>> Start Records supplied
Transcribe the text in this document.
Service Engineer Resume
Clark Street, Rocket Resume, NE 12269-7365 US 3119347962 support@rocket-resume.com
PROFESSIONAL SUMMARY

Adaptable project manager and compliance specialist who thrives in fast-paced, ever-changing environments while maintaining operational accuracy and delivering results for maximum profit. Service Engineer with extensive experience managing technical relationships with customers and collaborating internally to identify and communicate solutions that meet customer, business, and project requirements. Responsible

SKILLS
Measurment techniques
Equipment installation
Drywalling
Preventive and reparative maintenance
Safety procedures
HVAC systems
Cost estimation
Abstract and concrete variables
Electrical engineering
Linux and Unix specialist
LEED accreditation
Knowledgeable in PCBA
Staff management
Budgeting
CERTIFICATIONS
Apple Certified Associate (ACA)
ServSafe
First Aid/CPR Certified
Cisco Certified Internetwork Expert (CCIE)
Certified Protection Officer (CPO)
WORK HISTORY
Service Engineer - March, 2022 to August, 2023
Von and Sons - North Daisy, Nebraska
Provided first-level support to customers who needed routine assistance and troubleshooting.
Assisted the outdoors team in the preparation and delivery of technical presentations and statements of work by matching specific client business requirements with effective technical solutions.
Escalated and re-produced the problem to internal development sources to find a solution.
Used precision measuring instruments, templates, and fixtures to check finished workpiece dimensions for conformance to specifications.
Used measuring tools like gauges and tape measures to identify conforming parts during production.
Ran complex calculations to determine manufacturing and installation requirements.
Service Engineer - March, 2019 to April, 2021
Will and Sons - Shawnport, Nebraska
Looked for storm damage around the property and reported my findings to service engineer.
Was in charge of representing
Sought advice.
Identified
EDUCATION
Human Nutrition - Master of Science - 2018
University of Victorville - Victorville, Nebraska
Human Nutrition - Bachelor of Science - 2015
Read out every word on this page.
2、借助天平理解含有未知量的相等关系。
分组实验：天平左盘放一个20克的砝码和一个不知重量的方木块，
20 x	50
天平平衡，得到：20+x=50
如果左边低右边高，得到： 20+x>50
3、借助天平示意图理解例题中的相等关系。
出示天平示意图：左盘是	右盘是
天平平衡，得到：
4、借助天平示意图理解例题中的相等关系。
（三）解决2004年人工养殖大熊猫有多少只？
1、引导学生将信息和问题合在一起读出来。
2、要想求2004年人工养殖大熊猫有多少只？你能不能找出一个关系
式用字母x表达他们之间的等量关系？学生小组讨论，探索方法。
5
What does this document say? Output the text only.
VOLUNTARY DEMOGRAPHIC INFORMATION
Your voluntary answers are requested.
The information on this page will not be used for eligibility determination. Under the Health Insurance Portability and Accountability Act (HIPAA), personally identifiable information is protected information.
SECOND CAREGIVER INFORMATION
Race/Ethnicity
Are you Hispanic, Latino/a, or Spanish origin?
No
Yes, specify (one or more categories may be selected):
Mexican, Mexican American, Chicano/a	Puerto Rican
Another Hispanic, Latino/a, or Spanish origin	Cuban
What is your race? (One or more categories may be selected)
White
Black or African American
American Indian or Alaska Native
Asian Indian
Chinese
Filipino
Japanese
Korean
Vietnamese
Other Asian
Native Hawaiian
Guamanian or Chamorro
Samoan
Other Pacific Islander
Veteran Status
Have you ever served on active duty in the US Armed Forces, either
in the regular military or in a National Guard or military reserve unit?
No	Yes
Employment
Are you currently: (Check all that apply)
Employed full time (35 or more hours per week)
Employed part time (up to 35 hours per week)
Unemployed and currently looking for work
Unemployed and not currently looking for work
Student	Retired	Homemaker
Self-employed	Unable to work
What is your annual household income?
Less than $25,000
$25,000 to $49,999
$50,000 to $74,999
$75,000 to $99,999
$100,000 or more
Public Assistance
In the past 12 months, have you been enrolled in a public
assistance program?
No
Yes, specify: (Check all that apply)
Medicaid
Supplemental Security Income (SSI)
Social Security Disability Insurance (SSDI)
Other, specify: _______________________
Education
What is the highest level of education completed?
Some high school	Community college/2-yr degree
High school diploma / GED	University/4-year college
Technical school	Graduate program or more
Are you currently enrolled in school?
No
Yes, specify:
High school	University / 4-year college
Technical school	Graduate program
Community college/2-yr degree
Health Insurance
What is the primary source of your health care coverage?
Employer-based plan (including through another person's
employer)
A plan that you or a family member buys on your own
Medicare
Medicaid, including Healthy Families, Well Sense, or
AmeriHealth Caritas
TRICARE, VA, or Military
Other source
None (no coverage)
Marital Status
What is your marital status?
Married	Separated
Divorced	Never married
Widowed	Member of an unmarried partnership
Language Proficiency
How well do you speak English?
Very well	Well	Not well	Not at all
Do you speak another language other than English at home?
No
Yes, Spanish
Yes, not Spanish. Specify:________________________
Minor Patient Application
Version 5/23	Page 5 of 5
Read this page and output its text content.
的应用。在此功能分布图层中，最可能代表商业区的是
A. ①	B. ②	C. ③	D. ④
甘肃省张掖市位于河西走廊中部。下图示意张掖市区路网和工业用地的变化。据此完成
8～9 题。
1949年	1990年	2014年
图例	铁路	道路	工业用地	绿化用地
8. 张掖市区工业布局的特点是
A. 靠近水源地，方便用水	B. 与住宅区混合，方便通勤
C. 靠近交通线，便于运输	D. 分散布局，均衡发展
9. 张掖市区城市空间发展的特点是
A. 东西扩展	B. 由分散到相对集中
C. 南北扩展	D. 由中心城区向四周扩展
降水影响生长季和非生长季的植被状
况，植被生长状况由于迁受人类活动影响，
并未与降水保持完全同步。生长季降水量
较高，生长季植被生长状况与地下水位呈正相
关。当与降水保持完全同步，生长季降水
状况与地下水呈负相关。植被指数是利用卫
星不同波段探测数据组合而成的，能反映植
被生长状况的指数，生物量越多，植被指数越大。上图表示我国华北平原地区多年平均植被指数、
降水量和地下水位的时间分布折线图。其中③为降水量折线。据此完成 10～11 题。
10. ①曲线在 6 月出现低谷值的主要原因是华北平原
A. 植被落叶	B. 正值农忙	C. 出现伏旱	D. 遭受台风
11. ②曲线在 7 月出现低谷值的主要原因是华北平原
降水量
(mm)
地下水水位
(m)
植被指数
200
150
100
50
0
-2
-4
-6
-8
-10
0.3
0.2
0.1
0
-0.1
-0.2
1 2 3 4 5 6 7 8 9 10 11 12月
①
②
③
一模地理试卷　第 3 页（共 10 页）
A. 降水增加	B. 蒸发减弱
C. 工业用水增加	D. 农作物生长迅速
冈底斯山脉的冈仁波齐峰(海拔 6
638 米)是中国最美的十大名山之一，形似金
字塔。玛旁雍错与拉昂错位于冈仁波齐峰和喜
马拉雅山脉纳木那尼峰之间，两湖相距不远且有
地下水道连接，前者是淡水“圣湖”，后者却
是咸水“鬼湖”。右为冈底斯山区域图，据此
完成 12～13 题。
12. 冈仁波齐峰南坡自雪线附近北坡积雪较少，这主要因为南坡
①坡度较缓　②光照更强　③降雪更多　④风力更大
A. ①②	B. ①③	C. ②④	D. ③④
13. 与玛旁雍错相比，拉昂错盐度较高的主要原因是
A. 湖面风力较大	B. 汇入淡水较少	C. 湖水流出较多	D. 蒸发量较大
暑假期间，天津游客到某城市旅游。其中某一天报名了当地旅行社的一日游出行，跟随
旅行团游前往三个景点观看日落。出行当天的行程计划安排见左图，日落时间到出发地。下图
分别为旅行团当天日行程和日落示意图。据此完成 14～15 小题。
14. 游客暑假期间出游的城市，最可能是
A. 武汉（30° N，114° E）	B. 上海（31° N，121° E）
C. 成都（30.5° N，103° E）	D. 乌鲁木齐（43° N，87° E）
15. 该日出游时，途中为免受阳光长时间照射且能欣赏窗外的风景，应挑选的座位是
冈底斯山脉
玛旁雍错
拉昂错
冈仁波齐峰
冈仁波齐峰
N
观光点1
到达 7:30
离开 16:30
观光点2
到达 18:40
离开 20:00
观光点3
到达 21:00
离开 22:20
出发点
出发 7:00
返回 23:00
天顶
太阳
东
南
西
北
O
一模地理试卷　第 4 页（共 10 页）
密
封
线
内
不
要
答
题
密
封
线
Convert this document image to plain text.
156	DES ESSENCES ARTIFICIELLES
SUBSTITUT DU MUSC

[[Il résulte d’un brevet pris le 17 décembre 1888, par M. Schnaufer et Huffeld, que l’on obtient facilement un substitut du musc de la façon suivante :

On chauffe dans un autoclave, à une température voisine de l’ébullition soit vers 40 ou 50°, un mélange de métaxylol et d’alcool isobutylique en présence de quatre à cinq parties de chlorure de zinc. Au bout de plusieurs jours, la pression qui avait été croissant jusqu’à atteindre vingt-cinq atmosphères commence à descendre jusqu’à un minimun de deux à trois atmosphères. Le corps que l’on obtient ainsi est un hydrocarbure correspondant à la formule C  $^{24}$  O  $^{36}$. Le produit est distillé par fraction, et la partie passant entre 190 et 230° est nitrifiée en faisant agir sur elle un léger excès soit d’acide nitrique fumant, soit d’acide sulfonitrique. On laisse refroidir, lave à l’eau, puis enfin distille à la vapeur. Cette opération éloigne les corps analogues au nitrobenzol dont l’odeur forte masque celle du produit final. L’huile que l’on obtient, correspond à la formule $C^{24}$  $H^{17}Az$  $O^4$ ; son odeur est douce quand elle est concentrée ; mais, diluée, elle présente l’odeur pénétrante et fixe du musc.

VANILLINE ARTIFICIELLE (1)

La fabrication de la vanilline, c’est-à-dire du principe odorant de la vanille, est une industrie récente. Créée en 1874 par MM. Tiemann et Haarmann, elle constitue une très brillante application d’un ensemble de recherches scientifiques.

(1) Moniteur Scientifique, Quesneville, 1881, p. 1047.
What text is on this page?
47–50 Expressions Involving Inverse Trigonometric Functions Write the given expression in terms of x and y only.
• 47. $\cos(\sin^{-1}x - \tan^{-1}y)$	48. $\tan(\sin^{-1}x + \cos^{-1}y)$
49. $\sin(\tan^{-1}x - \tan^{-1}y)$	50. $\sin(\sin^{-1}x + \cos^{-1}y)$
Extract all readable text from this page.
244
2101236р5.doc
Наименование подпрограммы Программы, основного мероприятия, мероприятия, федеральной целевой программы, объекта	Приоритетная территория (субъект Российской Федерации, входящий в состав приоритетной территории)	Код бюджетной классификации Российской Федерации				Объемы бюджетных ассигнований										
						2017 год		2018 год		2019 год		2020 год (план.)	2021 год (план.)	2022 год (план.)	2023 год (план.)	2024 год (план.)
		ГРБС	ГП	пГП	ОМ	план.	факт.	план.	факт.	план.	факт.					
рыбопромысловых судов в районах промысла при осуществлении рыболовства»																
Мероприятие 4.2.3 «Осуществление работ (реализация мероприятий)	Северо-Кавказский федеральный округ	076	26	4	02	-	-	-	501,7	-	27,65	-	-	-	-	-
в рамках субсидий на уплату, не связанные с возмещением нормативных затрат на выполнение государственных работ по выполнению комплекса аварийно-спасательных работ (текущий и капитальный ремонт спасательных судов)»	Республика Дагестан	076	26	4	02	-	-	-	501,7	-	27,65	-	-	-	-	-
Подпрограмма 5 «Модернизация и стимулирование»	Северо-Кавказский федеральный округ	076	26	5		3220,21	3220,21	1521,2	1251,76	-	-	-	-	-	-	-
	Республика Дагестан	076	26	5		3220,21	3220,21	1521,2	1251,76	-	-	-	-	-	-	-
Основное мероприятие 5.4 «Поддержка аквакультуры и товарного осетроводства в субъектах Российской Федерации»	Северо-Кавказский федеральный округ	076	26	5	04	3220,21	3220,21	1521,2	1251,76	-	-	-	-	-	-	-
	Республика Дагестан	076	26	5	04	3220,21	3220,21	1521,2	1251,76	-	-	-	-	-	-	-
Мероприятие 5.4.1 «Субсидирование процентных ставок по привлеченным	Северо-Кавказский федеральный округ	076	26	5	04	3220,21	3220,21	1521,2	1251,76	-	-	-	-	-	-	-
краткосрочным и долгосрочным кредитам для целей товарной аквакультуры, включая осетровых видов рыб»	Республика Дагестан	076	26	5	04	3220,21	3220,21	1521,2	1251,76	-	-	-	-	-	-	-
>> End Records supplied
◆ Your objective:
Show the lines of the records that include the string "借助天平示意图理解例题中的相等关系".

◆ The result:
3、借助天平示意图理解例题中的相等关系。
4、借助天平示意图理解例题中的相等关系。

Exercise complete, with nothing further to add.